# What is expected
Select the lines of the records containing the word "name" and list them.

# Extracted entries
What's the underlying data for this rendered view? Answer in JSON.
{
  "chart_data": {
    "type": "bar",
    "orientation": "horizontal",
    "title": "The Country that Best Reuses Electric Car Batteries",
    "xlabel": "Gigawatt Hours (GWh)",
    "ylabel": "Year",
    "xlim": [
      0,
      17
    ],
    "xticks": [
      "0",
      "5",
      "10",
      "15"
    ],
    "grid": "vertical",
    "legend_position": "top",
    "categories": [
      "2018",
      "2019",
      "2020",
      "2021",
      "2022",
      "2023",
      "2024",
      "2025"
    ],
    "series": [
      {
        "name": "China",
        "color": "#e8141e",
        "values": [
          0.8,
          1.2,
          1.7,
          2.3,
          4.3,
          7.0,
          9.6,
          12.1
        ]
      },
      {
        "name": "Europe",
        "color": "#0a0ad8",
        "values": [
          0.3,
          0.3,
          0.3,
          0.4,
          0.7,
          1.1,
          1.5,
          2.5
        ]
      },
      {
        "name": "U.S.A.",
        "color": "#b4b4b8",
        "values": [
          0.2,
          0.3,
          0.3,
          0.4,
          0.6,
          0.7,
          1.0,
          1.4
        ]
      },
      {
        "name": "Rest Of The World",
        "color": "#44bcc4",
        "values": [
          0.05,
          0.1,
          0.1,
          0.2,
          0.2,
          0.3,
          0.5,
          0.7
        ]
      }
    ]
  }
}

# Solution below
        "name": "China",
        "name": "Europe",
        "name": "U.S.A.",
        "name": "Rest Of The World",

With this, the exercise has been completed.